[What is being asked] Every entry that follows should be repeated exactly; drop the images.

[Raw data]
·····

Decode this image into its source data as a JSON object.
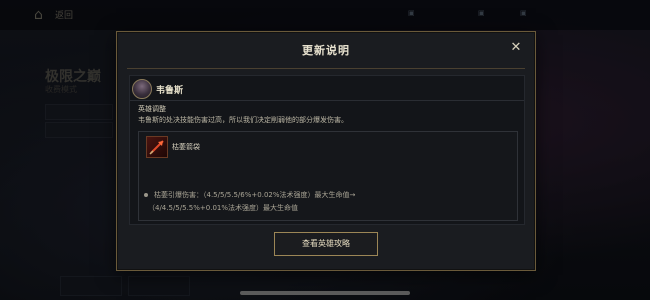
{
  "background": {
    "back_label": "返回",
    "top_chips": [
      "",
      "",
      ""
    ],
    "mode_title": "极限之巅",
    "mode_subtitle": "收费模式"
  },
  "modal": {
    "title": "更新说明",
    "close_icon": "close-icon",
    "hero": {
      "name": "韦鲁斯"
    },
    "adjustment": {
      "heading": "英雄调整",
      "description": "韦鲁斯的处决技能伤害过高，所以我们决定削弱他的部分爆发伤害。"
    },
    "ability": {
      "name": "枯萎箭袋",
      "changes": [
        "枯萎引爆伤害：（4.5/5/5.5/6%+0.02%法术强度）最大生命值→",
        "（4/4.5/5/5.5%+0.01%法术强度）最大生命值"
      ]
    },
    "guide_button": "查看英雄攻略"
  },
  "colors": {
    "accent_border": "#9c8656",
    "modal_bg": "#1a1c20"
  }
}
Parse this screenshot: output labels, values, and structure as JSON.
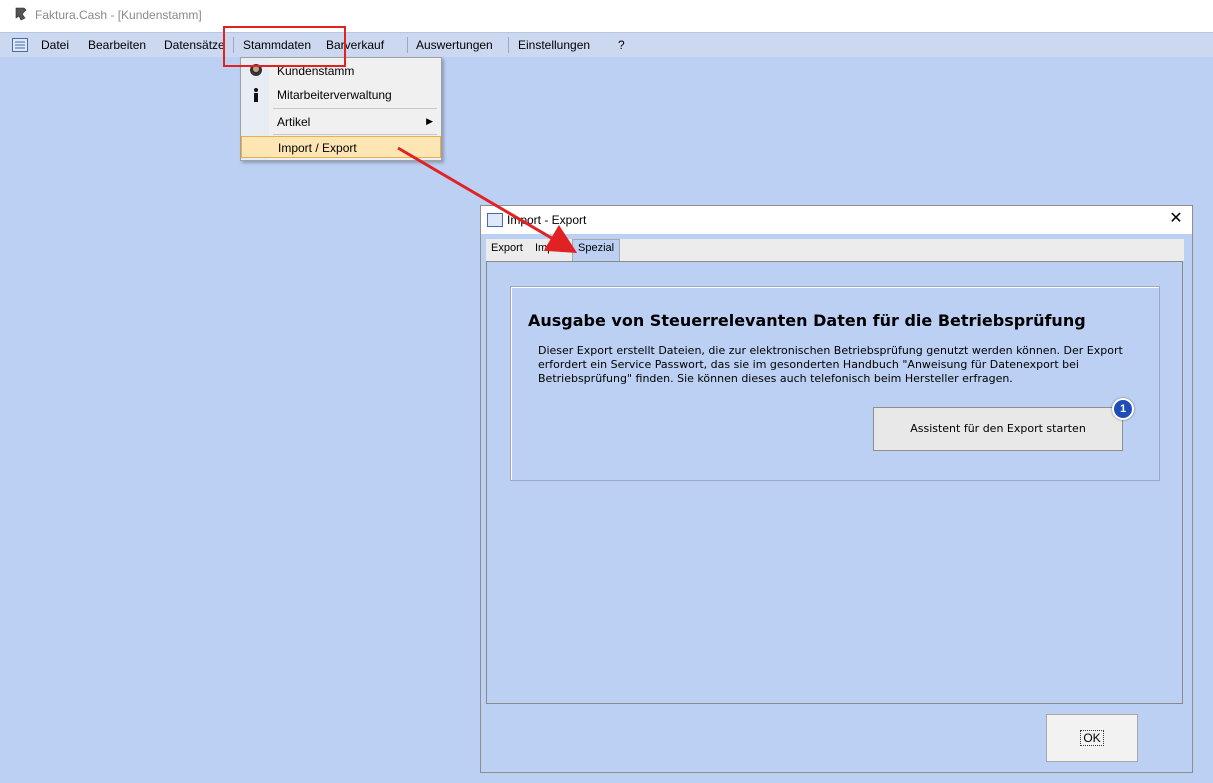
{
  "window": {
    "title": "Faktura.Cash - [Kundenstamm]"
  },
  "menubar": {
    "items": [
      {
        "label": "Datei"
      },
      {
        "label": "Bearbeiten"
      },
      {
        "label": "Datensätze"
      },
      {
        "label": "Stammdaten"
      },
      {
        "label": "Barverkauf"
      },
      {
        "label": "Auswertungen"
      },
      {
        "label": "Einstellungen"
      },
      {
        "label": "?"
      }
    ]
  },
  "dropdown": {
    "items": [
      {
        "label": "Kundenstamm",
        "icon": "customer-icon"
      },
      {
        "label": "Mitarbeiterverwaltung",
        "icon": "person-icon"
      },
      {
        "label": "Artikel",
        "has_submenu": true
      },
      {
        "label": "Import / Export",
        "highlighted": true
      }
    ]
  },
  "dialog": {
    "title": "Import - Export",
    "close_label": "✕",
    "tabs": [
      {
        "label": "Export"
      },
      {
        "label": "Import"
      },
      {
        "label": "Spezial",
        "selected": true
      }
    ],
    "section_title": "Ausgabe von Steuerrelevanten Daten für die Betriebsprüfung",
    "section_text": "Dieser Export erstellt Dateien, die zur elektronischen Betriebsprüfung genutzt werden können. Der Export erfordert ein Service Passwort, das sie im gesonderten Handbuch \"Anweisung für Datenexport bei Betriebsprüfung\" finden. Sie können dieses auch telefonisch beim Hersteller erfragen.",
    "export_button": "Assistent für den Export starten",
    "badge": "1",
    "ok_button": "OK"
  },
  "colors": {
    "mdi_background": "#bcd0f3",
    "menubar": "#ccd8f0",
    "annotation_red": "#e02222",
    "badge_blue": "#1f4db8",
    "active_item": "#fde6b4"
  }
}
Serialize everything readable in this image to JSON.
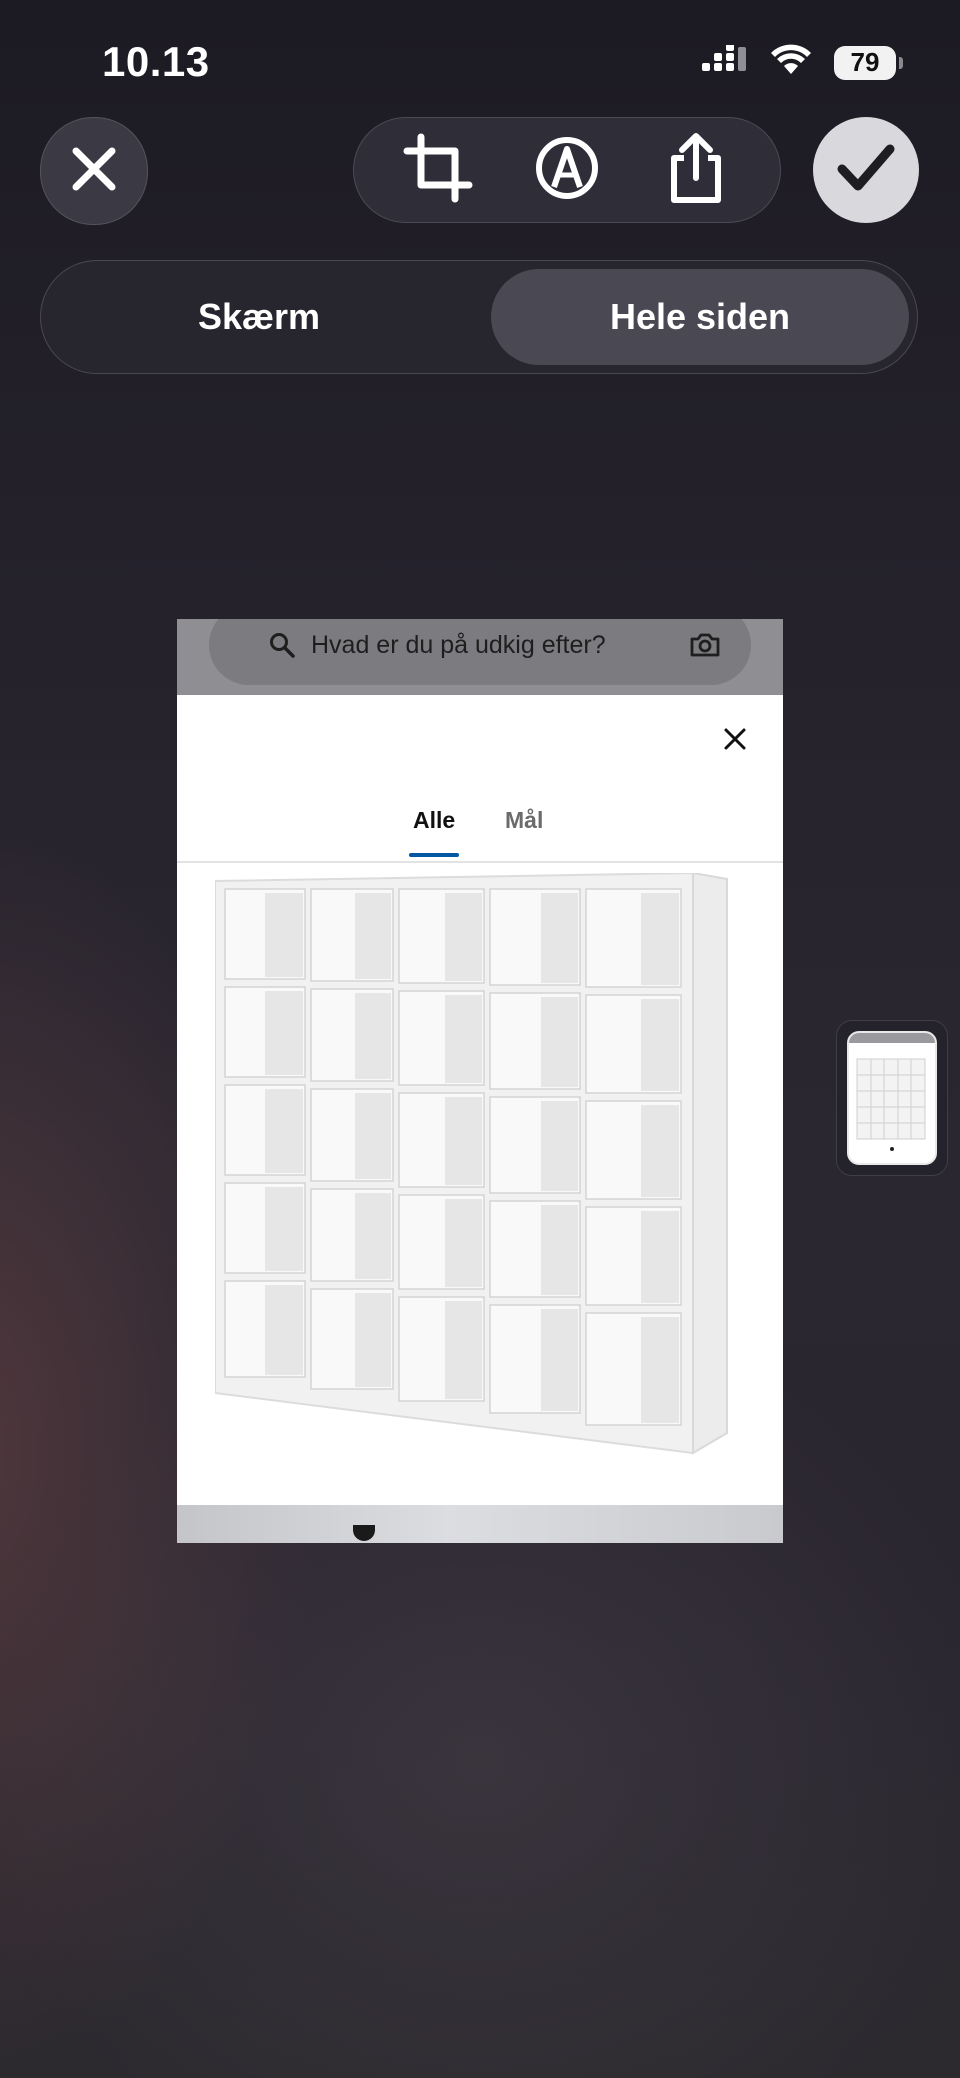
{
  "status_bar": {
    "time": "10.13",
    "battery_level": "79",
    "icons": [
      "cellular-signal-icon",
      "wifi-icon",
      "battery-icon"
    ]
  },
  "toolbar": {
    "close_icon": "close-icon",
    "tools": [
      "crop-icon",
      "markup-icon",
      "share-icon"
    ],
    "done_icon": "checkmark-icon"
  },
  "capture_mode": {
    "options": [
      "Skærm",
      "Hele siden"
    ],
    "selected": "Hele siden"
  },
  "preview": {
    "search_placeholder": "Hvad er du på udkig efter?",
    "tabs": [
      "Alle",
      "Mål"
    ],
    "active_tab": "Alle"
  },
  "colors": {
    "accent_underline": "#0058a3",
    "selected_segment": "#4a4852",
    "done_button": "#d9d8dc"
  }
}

·····

[Answer to this exercise]
Decode this image into its source data as a JSON object.
{
  "background": {
    "back_label": "返回",
    "top_chips": [
      "",
      "",
      ""
    ],
    "mode_title": "极限之巅",
    "mode_subtitle": "收费模式"
  },
  "modal": {
    "title": "更新说明",
    "close_icon": "close-icon",
    "hero": {
      "name": "韦鲁斯"
    },
    "adjustment": {
      "heading": "英雄调整",
      "description": "韦鲁斯的处决技能伤害过高，所以我们决定削弱他的部分爆发伤害。"
    },
    "ability": {
      "name": "枯萎箭袋",
      "changes": [
        "枯萎引爆伤害：（4.5/5/5.5/6%+0.02%法术强度）最大生命值→",
        "（4/4.5/5/5.5%+0.01%法术强度）最大生命值"
      ]
    },
    "guide_button": "查看英雄攻略"
  },
  "colors": {
    "accent_border": "#9c8656",
    "modal_bg": "#1a1c20"
  }
}
Parse this screenshot: output labels, values, and structure as JSON.
{
  "window": {
    "title": "Faktura.Cash - [Kundenstamm]"
  },
  "menubar": {
    "items": [
      {
        "label": "Datei"
      },
      {
        "label": "Bearbeiten"
      },
      {
        "label": "Datensätze"
      },
      {
        "label": "Stammdaten"
      },
      {
        "label": "Barverkauf"
      },
      {
        "label": "Auswertungen"
      },
      {
        "label": "Einstellungen"
      },
      {
        "label": "?"
      }
    ]
  },
  "dropdown": {
    "items": [
      {
        "label": "Kundenstamm",
        "icon": "customer-icon"
      },
      {
        "label": "Mitarbeiterverwaltung",
        "icon": "person-icon"
      },
      {
        "label": "Artikel",
        "has_submenu": true
      },
      {
        "label": "Import / Export",
        "highlighted": true
      }
    ]
  },
  "dialog": {
    "title": "Import - Export",
    "close_label": "✕",
    "tabs": [
      {
        "label": "Export"
      },
      {
        "label": "Import"
      },
      {
        "label": "Spezial",
        "selected": true
      }
    ],
    "section_title": "Ausgabe von Steuerrelevanten Daten für die Betriebsprüfung",
    "section_text": "Dieser Export erstellt Dateien, die zur elektronischen Betriebsprüfung genutzt werden können. Der Export erfordert ein Service Passwort, das sie im gesonderten Handbuch \"Anweisung für Datenexport bei Betriebsprüfung\" finden. Sie können dieses auch telefonisch beim Hersteller erfragen.",
    "export_button": "Assistent für den Export starten",
    "badge": "1",
    "ok_button": "OK"
  },
  "colors": {
    "mdi_background": "#bcd0f3",
    "menubar": "#ccd8f0",
    "annotation_red": "#e02222",
    "badge_blue": "#1f4db8",
    "active_item": "#fde6b4"
  }
}
Serialize everything readable in this image to JSON.
{
  "status_bar": {
    "time": "10.13",
    "battery_level": "79",
    "icons": [
      "cellular-signal-icon",
      "wifi-icon",
      "battery-icon"
    ]
  },
  "toolbar": {
    "close_icon": "close-icon",
    "tools": [
      "crop-icon",
      "markup-icon",
      "share-icon"
    ],
    "done_icon": "checkmark-icon"
  },
  "capture_mode": {
    "options": [
      "Skærm",
      "Hele siden"
    ],
    "selected": "Hele siden"
  },
  "preview": {
    "search_placeholder": "Hvad er du på udkig efter?",
    "tabs": [
      "Alle",
      "Mål"
    ],
    "active_tab": "Alle"
  },
  "colors": {
    "accent_underline": "#0058a3",
    "selected_segment": "#4a4852",
    "done_button": "#d9d8dc"
  }
}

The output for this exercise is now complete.